DIRECTIVE: Reproduce the records below exactly as they appear, omitting any pictures they contain.

--------------------------------------------------

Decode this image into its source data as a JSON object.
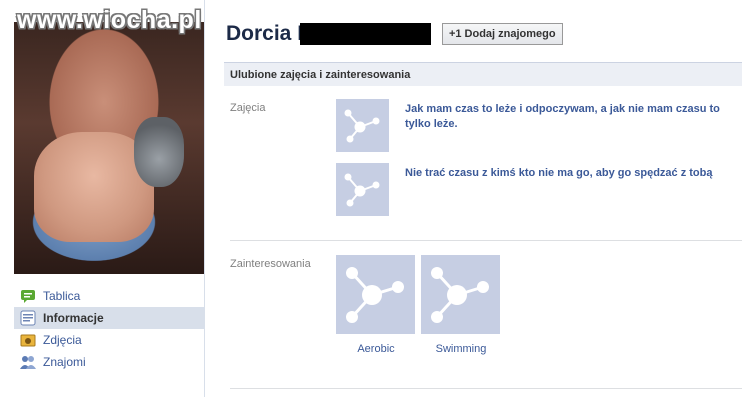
{
  "watermark": "www.wiocha.pl",
  "profile": {
    "name": "Dorcia K",
    "add_friend_label": "Dodaj znajomego",
    "add_friend_prefix": "+1"
  },
  "leftnav": {
    "items": [
      {
        "label": "Tablica",
        "icon": "wall-icon",
        "active": false
      },
      {
        "label": "Informacje",
        "icon": "info-icon",
        "active": true
      },
      {
        "label": "Zdjęcia",
        "icon": "photos-icon",
        "active": false
      },
      {
        "label": "Znajomi",
        "icon": "friends-icon",
        "active": false
      }
    ]
  },
  "section": {
    "title": "Ulubione zajęcia i zainteresowania",
    "activities_label": "Zajęcia",
    "activities": [
      {
        "text": "Jak mam czas to leże i odpoczywam, a jak nie mam czasu to tylko leże."
      },
      {
        "text": "Nie trać czasu z kimś kto nie ma go, aby go spędzać z tobą"
      }
    ],
    "interests_label": "Zainteresowania",
    "interests": [
      {
        "label": "Aerobic"
      },
      {
        "label": "Swimming"
      }
    ]
  },
  "colors": {
    "link": "#3b5998",
    "placeholder": "#c6cee3",
    "section_bg": "#eceff5"
  }
}
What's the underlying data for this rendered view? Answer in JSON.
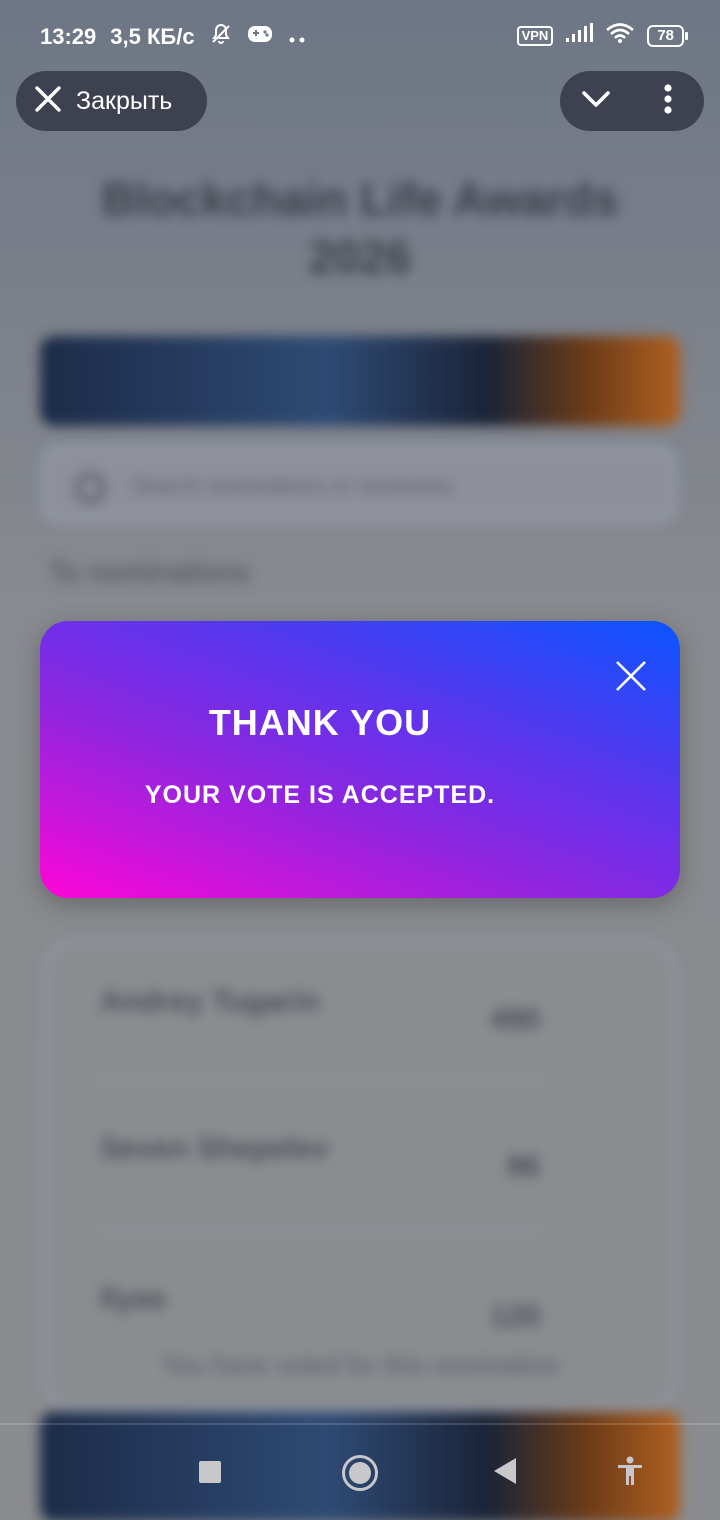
{
  "status_bar": {
    "time": "13:29",
    "speed": "3,5 КБ/с",
    "vpn": "VPN",
    "battery": "78"
  },
  "top_bar": {
    "close_label": "Закрыть"
  },
  "modal": {
    "title": "THANK YOU",
    "subtitle": "YOUR VOTE IS ACCEPTED."
  },
  "background": {
    "title": "Blockchain Life Awards 2026",
    "search_placeholder": "Search nominations or nominees",
    "back_link": "To nominations",
    "rows": [
      {
        "name": "Andrey Tugarin",
        "value": "490"
      },
      {
        "name": "Seven Shepelev",
        "value": "96"
      },
      {
        "name": "Ilyas",
        "value": "120"
      }
    ],
    "footer": "You have voted for this nomination"
  },
  "colors": {
    "modal_gradient_start": "#0a55ff",
    "modal_gradient_end": "#ff05d6",
    "pill_background": "#3d4150"
  }
}
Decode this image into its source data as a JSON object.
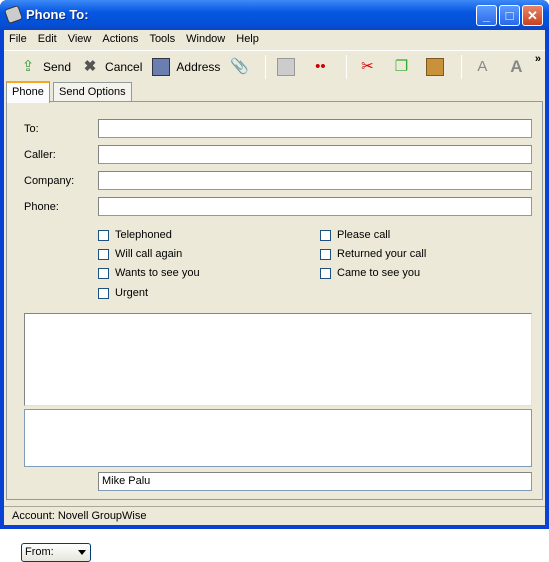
{
  "window": {
    "title": "Phone To:",
    "minimize": "_",
    "maximize": "□",
    "close": "✕"
  },
  "menu": [
    "File",
    "Edit",
    "View",
    "Actions",
    "Tools",
    "Window",
    "Help"
  ],
  "toolbar": {
    "send": "Send",
    "cancel": "Cancel",
    "address": "Address",
    "overflow": "»",
    "icons": [
      "send-icon",
      "cancel-icon",
      "address-book-icon",
      "attach-icon",
      "save-icon",
      "spell-check-icon",
      "cut-icon",
      "copy-icon",
      "paste-icon",
      "font-icon",
      "bold-icon",
      "italic-icon"
    ]
  },
  "tabs": [
    "Phone",
    "Send Options"
  ],
  "fields": {
    "to": {
      "label": "To:",
      "value": ""
    },
    "caller": {
      "label": "Caller:",
      "value": ""
    },
    "company": {
      "label": "Company:",
      "value": ""
    },
    "phone": {
      "label": "Phone:",
      "value": ""
    }
  },
  "checkboxes_left": [
    {
      "label": "Telephoned",
      "checked": false
    },
    {
      "label": "Will call again",
      "checked": false
    },
    {
      "label": "Wants to see you",
      "checked": false
    },
    {
      "label": "Urgent",
      "checked": false
    }
  ],
  "checkboxes_right": [
    {
      "label": "Please call",
      "checked": false
    },
    {
      "label": "Returned your call",
      "checked": false
    },
    {
      "label": "Came to see you",
      "checked": false
    }
  ],
  "from": {
    "label": "From:",
    "value": "Mike Palu"
  },
  "status": "Account: Novell GroupWise"
}
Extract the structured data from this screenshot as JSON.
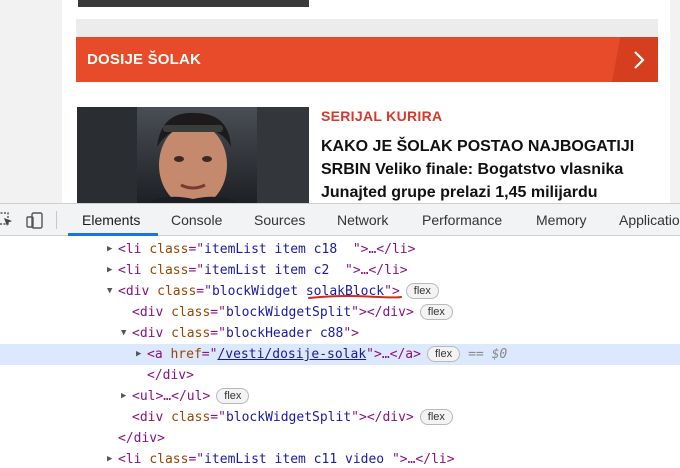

--------------------------------------------------

ANSWER:
Decode this image into its source data as a JSON object.
{
  "watermark": "www.wiocha.pl",
  "profile": {
    "name": "Dorcia K",
    "add_friend_label": "Dodaj znajomego",
    "add_friend_prefix": "+1"
  },
  "leftnav": {
    "items": [
      {
        "label": "Tablica",
        "icon": "wall-icon",
        "active": false
      },
      {
        "label": "Informacje",
        "icon": "info-icon",
        "active": true
      },
      {
        "label": "Zdjęcia",
        "icon": "photos-icon",
        "active": false
      },
      {
        "label": "Znajomi",
        "icon": "friends-icon",
        "active": false
      }
    ]
  },
  "section": {
    "title": "Ulubione zajęcia i zainteresowania",
    "activities_label": "Zajęcia",
    "activities": [
      {
        "text": "Jak mam czas to leże i odpoczywam, a jak nie mam czasu to tylko leże."
      },
      {
        "text": "Nie trać czasu z kimś kto nie ma go, aby go spędzać z tobą"
      }
    ],
    "interests_label": "Zainteresowania",
    "interests": [
      {
        "label": "Aerobic"
      },
      {
        "label": "Swimming"
      }
    ]
  },
  "colors": {
    "link": "#3b5998",
    "placeholder": "#c6cee3",
    "section_bg": "#eceff5"
  }
}
What's the underlying data for this rendered view? Answer in JSON.
{
  "status_bar": {
    "time": "13:29",
    "speed": "3,5 КБ/с",
    "vpn": "VPN",
    "battery": "78"
  },
  "top_bar": {
    "close_label": "Закрыть"
  },
  "modal": {
    "title": "THANK YOU",
    "subtitle": "YOUR VOTE IS ACCEPTED."
  },
  "background": {
    "title": "Blockchain Life Awards 2026",
    "search_placeholder": "Search nominations or nominees",
    "back_link": "To nominations",
    "rows": [
      {
        "name": "Andrey Tugarin",
        "value": "490"
      },
      {
        "name": "Seven Shepelev",
        "value": "96"
      },
      {
        "name": "Ilyas",
        "value": "120"
      }
    ],
    "footer": "You have voted for this nomination"
  },
  "colors": {
    "modal_gradient_start": "#0a55ff",
    "modal_gradient_end": "#ff05d6",
    "pill_background": "#3d4150"
  }
}
Decode this image into its source data as a JSON object.
{
  "window": {
    "title": "Phone To:",
    "minimize": "_",
    "maximize": "□",
    "close": "✕"
  },
  "menu": [
    "File",
    "Edit",
    "View",
    "Actions",
    "Tools",
    "Window",
    "Help"
  ],
  "toolbar": {
    "send": "Send",
    "cancel": "Cancel",
    "address": "Address",
    "overflow": "»",
    "icons": [
      "send-icon",
      "cancel-icon",
      "address-book-icon",
      "attach-icon",
      "save-icon",
      "spell-check-icon",
      "cut-icon",
      "copy-icon",
      "paste-icon",
      "font-icon",
      "bold-icon",
      "italic-icon"
    ]
  },
  "tabs": [
    "Phone",
    "Send Options"
  ],
  "fields": {
    "to": {
      "label": "To:",
      "value": ""
    },
    "caller": {
      "label": "Caller:",
      "value": ""
    },
    "company": {
      "label": "Company:",
      "value": ""
    },
    "phone": {
      "label": "Phone:",
      "value": ""
    }
  },
  "checkboxes_left": [
    {
      "label": "Telephoned",
      "checked": false
    },
    {
      "label": "Will call again",
      "checked": false
    },
    {
      "label": "Wants to see you",
      "checked": false
    },
    {
      "label": "Urgent",
      "checked": false
    }
  ],
  "checkboxes_right": [
    {
      "label": "Please call",
      "checked": false
    },
    {
      "label": "Returned your call",
      "checked": false
    },
    {
      "label": "Came to see you",
      "checked": false
    }
  ],
  "from": {
    "label": "From:",
    "value": "Mike Palu"
  },
  "status": "Account: Novell GroupWise"
}
Extract the structured data from this screenshot as JSON.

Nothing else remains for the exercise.